*** Source text ***

“Copyright Troll Poker” – OR How To Survive This Troll “No-Limit” Game

PokerCheat1*** Update (10 May 16) – Just in case anyone thinks I’m practicing law by providing my opinions and thoughts – I’m not. PERIOD. If you need an attorney, please hire one. Also remember that you get what you pay for. I make no money or receive anything from this blog – that is not the purpose. ***

So I decided to title this article (it was going to be a Podcast, but was too long), “Troll Poker,” or a primer on how to survive this Troll “No-Limit” game. AND it is a “Game,” in my opinion. The “game” is to make money and damn the little people involved. The Trolls and the Copyright owners will claim that it is the individual infringers who are to blame and they are just doing what is their right by law – “It the thief/pirate didn’t download/share the copyright protected content, then they wouldn’t be in this mess.” On a very basic/simplistic level this is correct. The Troll attorney and copyright owner then rationalize their douche-bag actions as fair and righteous; when it is anything but.

I liken BitTorrent (BT) Copyright Trolling to playing Texas Hold-em Poker. The problem is for most people, their knowledge of this “game” (BT Copyright Trolling) is limited, as well as the Trolls (Copyright Owners & Troll Attorneys) having a larger bank-roll than most of us (if not all Does/Defendants). Now I really enjoy Texas Hold-em, but my tolerance for risking large amounts of money is not very high. I have a pretty good idea of my limits and adjust my strategy and tactics accordingly.

For this article, I will primarily be talking about the Voltage Pictures and Malibu Media/X-Art cases copyright infringement cases, but it can generally be applied to any other BT Copyright Troll out there or for any new ones that pop up. Poker (much like BT Copyright Trolling) is a game in which luck is a factor, but playing the odds and “knowing” your opponent goes a long way in deciding the outcome.

*** Entries supplied ***

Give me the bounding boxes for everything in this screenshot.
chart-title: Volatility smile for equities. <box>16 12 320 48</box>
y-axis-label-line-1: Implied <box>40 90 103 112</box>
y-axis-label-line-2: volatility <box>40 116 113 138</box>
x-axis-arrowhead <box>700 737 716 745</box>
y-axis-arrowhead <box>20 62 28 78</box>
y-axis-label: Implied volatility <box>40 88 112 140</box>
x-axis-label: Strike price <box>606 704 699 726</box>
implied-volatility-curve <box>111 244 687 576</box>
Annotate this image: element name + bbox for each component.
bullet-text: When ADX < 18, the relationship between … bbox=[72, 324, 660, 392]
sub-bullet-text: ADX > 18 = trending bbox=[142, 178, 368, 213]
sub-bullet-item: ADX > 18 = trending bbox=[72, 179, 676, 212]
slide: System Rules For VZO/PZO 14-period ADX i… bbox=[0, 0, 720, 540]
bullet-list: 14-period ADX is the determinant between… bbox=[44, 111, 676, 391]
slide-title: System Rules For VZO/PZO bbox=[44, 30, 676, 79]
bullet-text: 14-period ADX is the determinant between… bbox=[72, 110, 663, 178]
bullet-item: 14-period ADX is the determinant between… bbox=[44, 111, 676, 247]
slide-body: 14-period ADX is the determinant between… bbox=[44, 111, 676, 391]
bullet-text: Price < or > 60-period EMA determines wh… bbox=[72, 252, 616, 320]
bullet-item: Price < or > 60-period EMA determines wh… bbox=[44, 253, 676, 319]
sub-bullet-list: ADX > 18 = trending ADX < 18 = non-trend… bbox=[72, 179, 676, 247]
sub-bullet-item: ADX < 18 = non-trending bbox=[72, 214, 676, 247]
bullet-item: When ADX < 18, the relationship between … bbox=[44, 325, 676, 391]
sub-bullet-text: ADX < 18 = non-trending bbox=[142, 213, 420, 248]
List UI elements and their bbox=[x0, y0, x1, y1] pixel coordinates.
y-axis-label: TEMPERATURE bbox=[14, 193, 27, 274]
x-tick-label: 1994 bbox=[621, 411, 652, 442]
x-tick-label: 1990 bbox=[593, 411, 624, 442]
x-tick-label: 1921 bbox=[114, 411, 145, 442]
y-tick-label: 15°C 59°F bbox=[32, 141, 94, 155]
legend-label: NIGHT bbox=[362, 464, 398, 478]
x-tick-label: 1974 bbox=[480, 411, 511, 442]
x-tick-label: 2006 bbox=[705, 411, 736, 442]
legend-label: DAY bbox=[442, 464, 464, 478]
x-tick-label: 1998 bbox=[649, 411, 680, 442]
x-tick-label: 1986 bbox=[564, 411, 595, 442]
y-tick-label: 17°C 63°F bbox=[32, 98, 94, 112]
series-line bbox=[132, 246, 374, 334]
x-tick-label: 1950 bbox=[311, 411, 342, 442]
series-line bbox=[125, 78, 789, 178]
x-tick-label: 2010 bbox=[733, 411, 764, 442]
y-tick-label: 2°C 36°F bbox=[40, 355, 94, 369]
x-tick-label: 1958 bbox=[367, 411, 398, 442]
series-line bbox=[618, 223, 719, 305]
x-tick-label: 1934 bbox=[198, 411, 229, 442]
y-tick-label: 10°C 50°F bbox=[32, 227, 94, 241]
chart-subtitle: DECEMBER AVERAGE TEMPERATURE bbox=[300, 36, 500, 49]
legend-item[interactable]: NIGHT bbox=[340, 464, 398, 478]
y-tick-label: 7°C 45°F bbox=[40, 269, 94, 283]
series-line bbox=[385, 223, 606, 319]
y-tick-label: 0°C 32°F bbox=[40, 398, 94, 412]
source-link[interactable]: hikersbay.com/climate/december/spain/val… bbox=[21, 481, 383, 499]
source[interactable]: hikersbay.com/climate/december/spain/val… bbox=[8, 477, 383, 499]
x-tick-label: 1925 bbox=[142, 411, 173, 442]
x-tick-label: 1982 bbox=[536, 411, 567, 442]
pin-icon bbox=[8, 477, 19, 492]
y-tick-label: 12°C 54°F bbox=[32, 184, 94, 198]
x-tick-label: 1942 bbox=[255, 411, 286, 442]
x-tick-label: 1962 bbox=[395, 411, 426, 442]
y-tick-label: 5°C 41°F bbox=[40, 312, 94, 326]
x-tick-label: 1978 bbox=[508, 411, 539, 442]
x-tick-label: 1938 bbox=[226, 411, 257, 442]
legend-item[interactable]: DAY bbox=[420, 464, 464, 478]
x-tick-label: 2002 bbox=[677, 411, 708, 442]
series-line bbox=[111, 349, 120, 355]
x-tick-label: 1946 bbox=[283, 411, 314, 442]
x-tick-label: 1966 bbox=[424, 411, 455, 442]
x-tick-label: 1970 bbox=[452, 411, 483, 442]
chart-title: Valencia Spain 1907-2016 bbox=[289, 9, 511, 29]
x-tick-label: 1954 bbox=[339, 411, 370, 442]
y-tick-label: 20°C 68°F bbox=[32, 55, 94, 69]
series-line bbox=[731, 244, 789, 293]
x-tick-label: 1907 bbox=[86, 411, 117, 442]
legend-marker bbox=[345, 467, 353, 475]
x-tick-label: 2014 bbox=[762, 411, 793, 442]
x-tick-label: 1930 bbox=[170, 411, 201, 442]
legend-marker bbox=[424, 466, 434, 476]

***

According to the copyright troll poker article, what is the problem most people face in this "game"? Answer in one to three sentences.

Most people know little about BitTorrent copyright trolling. The trolls, meaning the copyright owners and troll attorneys, also have a larger bank-roll than most Does or defendants.